SUPPLIED MATERIAL:
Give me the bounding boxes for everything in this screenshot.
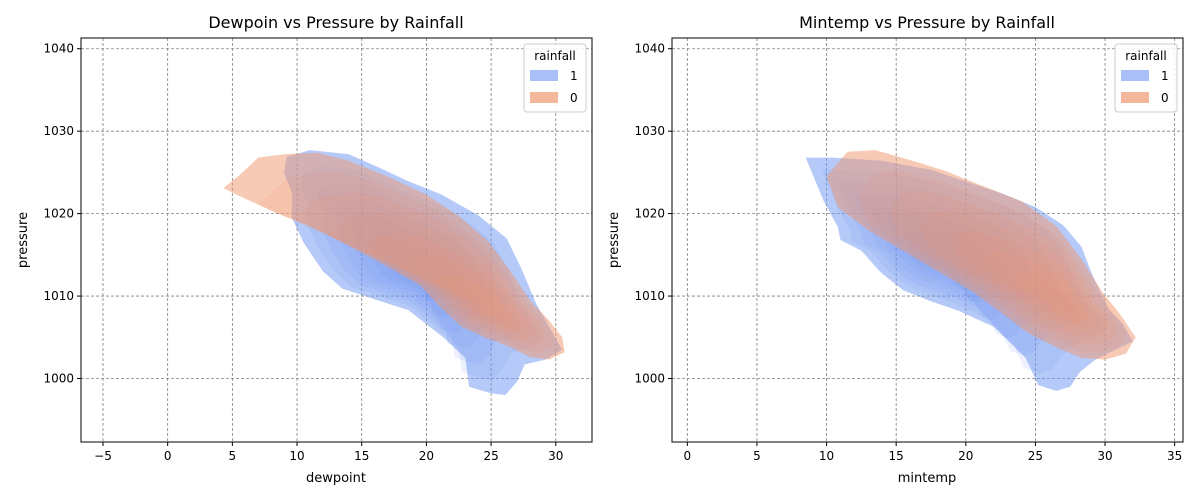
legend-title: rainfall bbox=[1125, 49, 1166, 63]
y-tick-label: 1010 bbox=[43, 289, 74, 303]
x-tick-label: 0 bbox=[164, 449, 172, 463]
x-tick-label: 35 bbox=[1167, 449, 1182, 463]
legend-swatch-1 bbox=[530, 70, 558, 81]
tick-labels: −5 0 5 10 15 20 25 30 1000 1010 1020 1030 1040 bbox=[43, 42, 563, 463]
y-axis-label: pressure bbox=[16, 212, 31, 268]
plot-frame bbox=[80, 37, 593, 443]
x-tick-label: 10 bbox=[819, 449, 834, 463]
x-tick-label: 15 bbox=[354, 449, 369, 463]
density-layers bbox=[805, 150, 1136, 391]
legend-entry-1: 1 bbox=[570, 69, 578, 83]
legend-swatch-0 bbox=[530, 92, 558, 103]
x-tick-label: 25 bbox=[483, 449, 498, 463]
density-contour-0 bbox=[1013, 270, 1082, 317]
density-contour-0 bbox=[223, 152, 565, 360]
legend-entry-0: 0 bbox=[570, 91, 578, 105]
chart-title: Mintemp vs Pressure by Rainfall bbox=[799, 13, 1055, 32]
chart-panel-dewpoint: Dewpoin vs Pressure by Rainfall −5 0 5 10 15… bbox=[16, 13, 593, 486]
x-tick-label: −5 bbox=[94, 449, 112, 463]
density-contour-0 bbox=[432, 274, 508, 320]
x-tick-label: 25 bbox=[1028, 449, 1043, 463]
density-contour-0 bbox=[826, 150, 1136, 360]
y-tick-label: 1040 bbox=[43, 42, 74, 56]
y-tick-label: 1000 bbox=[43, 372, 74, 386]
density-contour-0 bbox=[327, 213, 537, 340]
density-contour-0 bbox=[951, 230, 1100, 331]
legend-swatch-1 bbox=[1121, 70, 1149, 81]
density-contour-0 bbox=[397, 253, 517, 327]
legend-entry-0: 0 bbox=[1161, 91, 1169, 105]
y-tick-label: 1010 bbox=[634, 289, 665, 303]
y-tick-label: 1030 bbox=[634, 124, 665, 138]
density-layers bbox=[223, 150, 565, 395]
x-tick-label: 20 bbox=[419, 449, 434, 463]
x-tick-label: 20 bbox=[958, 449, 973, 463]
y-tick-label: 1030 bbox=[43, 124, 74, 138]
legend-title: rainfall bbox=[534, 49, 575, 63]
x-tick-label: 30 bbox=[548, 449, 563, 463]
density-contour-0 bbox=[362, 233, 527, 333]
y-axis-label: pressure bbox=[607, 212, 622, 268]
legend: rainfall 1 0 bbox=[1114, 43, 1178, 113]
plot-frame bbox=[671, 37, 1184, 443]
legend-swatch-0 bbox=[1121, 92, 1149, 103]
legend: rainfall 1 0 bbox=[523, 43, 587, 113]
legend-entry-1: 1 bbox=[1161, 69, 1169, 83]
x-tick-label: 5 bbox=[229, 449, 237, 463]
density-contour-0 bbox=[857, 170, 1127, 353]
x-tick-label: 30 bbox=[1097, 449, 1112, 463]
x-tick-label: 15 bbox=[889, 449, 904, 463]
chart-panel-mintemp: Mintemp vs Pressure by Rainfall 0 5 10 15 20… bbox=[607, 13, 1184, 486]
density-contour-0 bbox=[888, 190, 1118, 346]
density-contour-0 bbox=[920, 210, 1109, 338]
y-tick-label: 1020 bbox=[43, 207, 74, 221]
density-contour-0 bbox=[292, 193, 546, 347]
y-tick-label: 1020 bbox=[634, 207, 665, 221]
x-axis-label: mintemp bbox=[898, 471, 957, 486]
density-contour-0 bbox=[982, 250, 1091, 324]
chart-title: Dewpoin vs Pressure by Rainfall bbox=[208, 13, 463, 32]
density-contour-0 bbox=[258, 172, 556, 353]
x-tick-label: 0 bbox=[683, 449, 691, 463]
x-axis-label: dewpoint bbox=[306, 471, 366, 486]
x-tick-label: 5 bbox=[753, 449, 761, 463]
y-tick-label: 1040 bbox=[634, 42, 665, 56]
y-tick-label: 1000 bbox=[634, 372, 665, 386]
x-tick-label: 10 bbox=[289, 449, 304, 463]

INSTRUCTIONS FOR THE TASK:
Copy all of the lines above word for word, but leave out the picture.

COMPLETE ANSWER:
Give me the bounding boxes for everything in this screenshot.
legend-title: rainfall bbox=[1125, 49, 1166, 63]
y-tick-label: 1010 bbox=[43, 289, 74, 303]
x-tick-label: 0 bbox=[164, 449, 172, 463]
x-tick-label: 35 bbox=[1167, 449, 1182, 463]
legend-swatch-1 bbox=[530, 70, 558, 81]
tick-labels: −5 0 5 10 15 20 25 30 1000 1010 1020 1030 1040 bbox=[43, 42, 563, 463]
y-axis-label: pressure bbox=[16, 212, 31, 268]
plot-frame bbox=[80, 37, 593, 443]
x-tick-label: 10 bbox=[819, 449, 834, 463]
x-tick-label: 15 bbox=[354, 449, 369, 463]
density-layers bbox=[805, 150, 1136, 391]
legend-entry-1: 1 bbox=[570, 69, 578, 83]
legend-swatch-0 bbox=[530, 92, 558, 103]
x-tick-label: 25 bbox=[483, 449, 498, 463]
density-contour-0 bbox=[1013, 270, 1082, 317]
density-contour-0 bbox=[223, 152, 565, 360]
legend-entry-0: 0 bbox=[570, 91, 578, 105]
chart-title: Mintemp vs Pressure by Rainfall bbox=[799, 13, 1055, 32]
chart-panel-dewpoint: Dewpoin vs Pressure by Rainfall −5 0 5 10 15… bbox=[16, 13, 593, 486]
x-tick-label: −5 bbox=[94, 449, 112, 463]
density-contour-0 bbox=[432, 274, 508, 320]
x-tick-label: 25 bbox=[1028, 449, 1043, 463]
density-contour-0 bbox=[826, 150, 1136, 360]
y-tick-label: 1040 bbox=[43, 42, 74, 56]
y-tick-label: 1000 bbox=[43, 372, 74, 386]
density-contour-0 bbox=[327, 213, 537, 340]
density-contour-0 bbox=[951, 230, 1100, 331]
legend-swatch-1 bbox=[1121, 70, 1149, 81]
density-contour-0 bbox=[397, 253, 517, 327]
legend-entry-0: 0 bbox=[1161, 91, 1169, 105]
y-tick-label: 1010 bbox=[634, 289, 665, 303]
y-tick-label: 1030 bbox=[634, 124, 665, 138]
density-layers bbox=[223, 150, 565, 395]
x-tick-label: 20 bbox=[419, 449, 434, 463]
x-tick-label: 20 bbox=[958, 449, 973, 463]
y-tick-label: 1030 bbox=[43, 124, 74, 138]
legend-title: rainfall bbox=[534, 49, 575, 63]
x-tick-label: 30 bbox=[548, 449, 563, 463]
density-contour-0 bbox=[362, 233, 527, 333]
y-axis-label: pressure bbox=[607, 212, 622, 268]
legend: rainfall 1 0 bbox=[1114, 43, 1178, 113]
plot-frame bbox=[671, 37, 1184, 443]
legend-swatch-0 bbox=[1121, 92, 1149, 103]
legend: rainfall 1 0 bbox=[523, 43, 587, 113]
legend-entry-1: 1 bbox=[1161, 69, 1169, 83]
x-tick-label: 5 bbox=[229, 449, 237, 463]
density-contour-0 bbox=[857, 170, 1127, 353]
x-tick-label: 30 bbox=[1097, 449, 1112, 463]
x-tick-label: 15 bbox=[889, 449, 904, 463]
chart-panel-mintemp: Mintemp vs Pressure by Rainfall 0 5 10 15 20… bbox=[607, 13, 1184, 486]
density-contour-0 bbox=[888, 190, 1118, 346]
density-contour-0 bbox=[920, 210, 1109, 338]
y-tick-label: 1020 bbox=[43, 207, 74, 221]
density-contour-0 bbox=[292, 193, 546, 347]
y-tick-label: 1020 bbox=[634, 207, 665, 221]
x-axis-label: mintemp bbox=[898, 471, 957, 486]
density-contour-0 bbox=[982, 250, 1091, 324]
chart-title: Dewpoin vs Pressure by Rainfall bbox=[208, 13, 463, 32]
density-contour-0 bbox=[258, 172, 556, 353]
x-tick-label: 0 bbox=[683, 449, 691, 463]
x-axis-label: dewpoint bbox=[306, 471, 366, 486]
x-tick-label: 5 bbox=[753, 449, 761, 463]
y-tick-label: 1040 bbox=[634, 42, 665, 56]
y-tick-label: 1000 bbox=[634, 372, 665, 386]
x-tick-label: 10 bbox=[289, 449, 304, 463]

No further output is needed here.